== DESCRIPTION OF THE TASK ==
Scan the entries below for the word "Count". Copy each line that has it.
■ ■ ■ ■
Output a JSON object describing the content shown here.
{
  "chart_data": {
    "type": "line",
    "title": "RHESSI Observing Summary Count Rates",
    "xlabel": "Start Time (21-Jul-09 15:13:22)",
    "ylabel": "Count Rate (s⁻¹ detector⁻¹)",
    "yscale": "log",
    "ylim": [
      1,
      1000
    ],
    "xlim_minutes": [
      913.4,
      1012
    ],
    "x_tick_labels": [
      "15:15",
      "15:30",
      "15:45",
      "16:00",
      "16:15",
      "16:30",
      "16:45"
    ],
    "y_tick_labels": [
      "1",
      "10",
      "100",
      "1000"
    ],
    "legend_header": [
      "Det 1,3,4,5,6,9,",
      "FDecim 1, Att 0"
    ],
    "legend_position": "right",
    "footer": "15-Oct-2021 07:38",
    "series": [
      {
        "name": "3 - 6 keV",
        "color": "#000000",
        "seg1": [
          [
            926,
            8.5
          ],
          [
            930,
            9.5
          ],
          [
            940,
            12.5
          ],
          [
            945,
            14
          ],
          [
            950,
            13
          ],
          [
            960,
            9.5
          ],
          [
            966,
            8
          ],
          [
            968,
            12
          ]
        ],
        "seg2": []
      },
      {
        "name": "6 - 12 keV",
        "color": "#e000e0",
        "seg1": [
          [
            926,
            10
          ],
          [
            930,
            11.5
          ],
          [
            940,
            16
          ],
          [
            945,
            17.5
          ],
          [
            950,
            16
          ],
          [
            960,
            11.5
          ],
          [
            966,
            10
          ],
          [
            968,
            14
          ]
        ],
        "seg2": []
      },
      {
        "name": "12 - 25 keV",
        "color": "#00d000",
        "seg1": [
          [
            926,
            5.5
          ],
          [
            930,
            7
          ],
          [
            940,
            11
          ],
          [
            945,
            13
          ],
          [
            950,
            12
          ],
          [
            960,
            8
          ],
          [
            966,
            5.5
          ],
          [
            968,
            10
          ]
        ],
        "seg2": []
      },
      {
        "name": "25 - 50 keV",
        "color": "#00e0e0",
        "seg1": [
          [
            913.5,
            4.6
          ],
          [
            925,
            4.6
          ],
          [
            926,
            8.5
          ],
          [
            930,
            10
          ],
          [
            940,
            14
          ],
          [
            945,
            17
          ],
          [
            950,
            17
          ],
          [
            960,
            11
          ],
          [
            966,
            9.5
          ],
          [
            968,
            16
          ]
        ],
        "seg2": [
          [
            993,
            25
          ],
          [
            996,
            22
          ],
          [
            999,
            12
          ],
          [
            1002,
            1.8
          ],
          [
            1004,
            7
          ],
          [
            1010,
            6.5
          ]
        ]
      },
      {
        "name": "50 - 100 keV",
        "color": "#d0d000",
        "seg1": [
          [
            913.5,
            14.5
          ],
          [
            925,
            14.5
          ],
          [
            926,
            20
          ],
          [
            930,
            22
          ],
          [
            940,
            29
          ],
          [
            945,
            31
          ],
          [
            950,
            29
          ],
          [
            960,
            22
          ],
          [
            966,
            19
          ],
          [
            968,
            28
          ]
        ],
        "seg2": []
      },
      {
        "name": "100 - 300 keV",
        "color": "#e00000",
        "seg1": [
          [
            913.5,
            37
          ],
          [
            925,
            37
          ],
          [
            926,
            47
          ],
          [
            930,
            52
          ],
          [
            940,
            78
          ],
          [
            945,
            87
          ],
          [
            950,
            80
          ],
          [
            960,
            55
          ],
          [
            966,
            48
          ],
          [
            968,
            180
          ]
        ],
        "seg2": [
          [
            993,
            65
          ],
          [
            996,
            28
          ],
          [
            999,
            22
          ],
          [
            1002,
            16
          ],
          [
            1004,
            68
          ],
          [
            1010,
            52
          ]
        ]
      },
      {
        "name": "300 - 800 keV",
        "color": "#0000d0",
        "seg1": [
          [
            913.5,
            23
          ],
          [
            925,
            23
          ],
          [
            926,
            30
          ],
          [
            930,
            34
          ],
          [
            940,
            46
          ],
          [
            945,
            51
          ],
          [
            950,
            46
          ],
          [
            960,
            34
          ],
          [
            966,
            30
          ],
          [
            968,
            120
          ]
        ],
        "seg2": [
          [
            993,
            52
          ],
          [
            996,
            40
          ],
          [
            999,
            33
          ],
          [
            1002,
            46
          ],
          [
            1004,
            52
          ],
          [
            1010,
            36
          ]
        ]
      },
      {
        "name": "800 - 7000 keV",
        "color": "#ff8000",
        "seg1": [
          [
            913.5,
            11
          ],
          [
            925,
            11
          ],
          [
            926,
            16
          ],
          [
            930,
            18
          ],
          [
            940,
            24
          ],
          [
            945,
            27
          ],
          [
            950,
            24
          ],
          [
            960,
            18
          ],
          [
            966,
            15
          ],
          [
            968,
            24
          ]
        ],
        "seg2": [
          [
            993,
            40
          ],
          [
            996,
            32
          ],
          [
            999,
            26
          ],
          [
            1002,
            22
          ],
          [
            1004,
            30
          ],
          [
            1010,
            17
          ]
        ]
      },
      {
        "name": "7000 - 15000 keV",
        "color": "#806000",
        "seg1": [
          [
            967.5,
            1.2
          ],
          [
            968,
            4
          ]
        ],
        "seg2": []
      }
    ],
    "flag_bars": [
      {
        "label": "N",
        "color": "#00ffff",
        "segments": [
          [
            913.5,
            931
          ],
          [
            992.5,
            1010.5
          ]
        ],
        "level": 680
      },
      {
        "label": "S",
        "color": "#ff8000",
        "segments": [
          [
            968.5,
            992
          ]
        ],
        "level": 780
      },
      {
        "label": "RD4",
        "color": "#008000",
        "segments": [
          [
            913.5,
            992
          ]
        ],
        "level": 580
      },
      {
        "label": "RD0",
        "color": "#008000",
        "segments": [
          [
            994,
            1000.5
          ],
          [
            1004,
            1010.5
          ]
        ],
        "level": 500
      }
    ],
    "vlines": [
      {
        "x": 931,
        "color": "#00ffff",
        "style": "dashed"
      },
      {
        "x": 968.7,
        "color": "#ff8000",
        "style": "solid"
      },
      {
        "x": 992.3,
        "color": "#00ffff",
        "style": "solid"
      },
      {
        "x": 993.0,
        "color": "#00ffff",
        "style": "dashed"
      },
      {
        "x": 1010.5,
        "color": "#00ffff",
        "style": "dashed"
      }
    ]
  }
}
■ ■ ■ ■
== RESPONSE TO THE TASK ==
    "title": "RHESSI Observing Summary Count Rates",
    "ylabel": "Count Rate (s⁻¹ detector⁻¹)",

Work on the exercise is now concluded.